Written exercise: Images do not belong in the copy. Retype all the entries below exactly.

Given entries:
----------

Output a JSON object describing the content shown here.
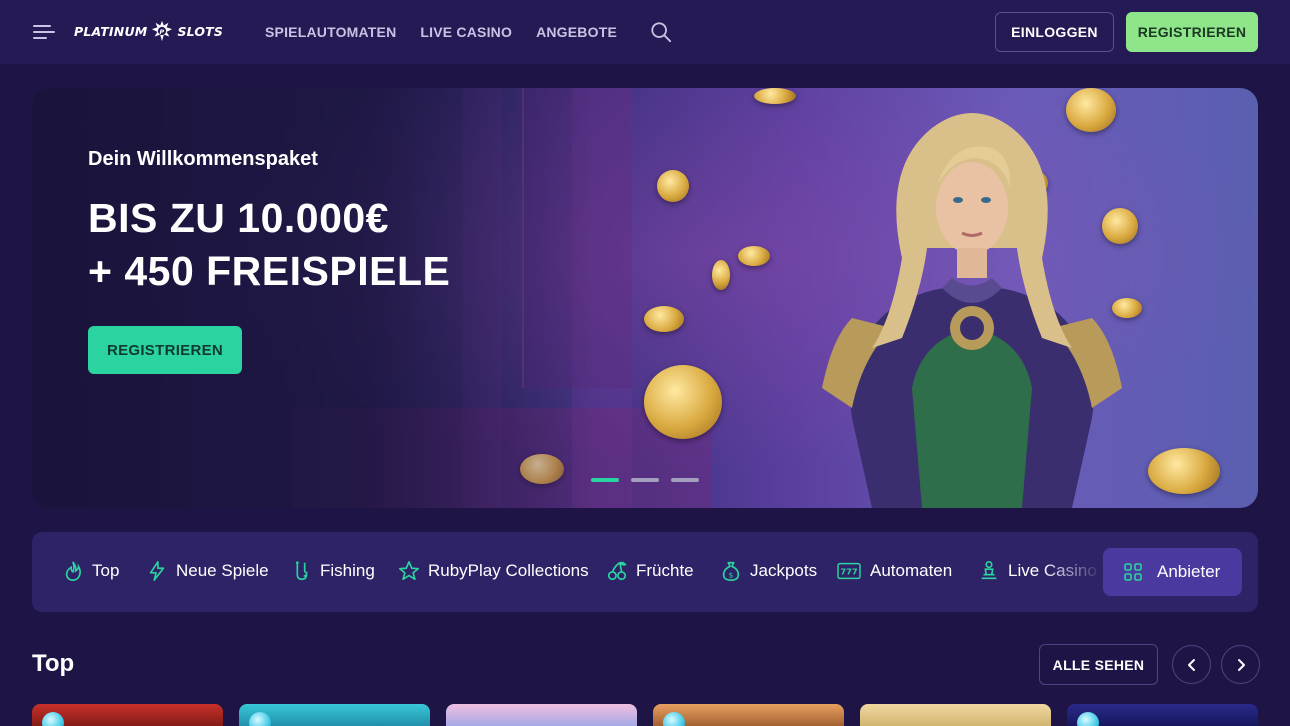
{
  "header": {
    "logo": "PLATINUM",
    "logo_suffix": "SLOTS",
    "nav": [
      "SPIELAUTOMATEN",
      "LIVE CASINO",
      "ANGEBOTE"
    ],
    "login_label": "EINLOGGEN",
    "register_label": "REGISTRIEREN"
  },
  "hero": {
    "subtitle": "Dein Willkommenspaket",
    "title_line1": "BIS ZU 10.000€",
    "title_line2": "+ 450 FREISPIELE",
    "cta": "REGISTRIEREN",
    "slides_total": 3,
    "active_slide": 1
  },
  "categories": [
    {
      "label": "Top",
      "icon": "flame-icon"
    },
    {
      "label": "Neue Spiele",
      "icon": "lightning-icon"
    },
    {
      "label": "Fishing",
      "icon": "fishhook-icon"
    },
    {
      "label": "RubyPlay Collections",
      "icon": "star-icon"
    },
    {
      "label": "Früchte",
      "icon": "cherry-icon"
    },
    {
      "label": "Jackpots",
      "icon": "moneybag-icon"
    },
    {
      "label": "Automaten",
      "icon": "777-icon"
    },
    {
      "label": "Live Casino",
      "icon": "dealer-icon"
    }
  ],
  "providers_label": "Anbieter",
  "section": {
    "title": "Top",
    "see_all": "ALLE SEHEN"
  },
  "colors": {
    "accent_green": "#8ee58a",
    "accent_teal": "#2bd3a0",
    "background": "#1e1546",
    "header_bg": "#261a55"
  }
}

----------

Finished exercise:
Output a JSON object describing the content shown here.
{
  "header": {
    "logo": "PLATINUM",
    "logo_suffix": "SLOTS",
    "nav": [
      "SPIELAUTOMATEN",
      "LIVE CASINO",
      "ANGEBOTE"
    ],
    "login_label": "EINLOGGEN",
    "register_label": "REGISTRIEREN"
  },
  "hero": {
    "subtitle": "Dein Willkommenspaket",
    "title_line1": "BIS ZU 10.000€",
    "title_line2": "+ 450 FREISPIELE",
    "cta": "REGISTRIEREN",
    "slides_total": 3,
    "active_slide": 1
  },
  "categories": [
    {
      "label": "Top",
      "icon": "flame-icon"
    },
    {
      "label": "Neue Spiele",
      "icon": "lightning-icon"
    },
    {
      "label": "Fishing",
      "icon": "fishhook-icon"
    },
    {
      "label": "RubyPlay Collections",
      "icon": "star-icon"
    },
    {
      "label": "Früchte",
      "icon": "cherry-icon"
    },
    {
      "label": "Jackpots",
      "icon": "moneybag-icon"
    },
    {
      "label": "Automaten",
      "icon": "777-icon"
    },
    {
      "label": "Live Casino",
      "icon": "dealer-icon"
    }
  ],
  "providers_label": "Anbieter",
  "section": {
    "title": "Top",
    "see_all": "ALLE SEHEN"
  },
  "colors": {
    "accent_green": "#8ee58a",
    "accent_teal": "#2bd3a0",
    "background": "#1e1546",
    "header_bg": "#261a55"
  }
}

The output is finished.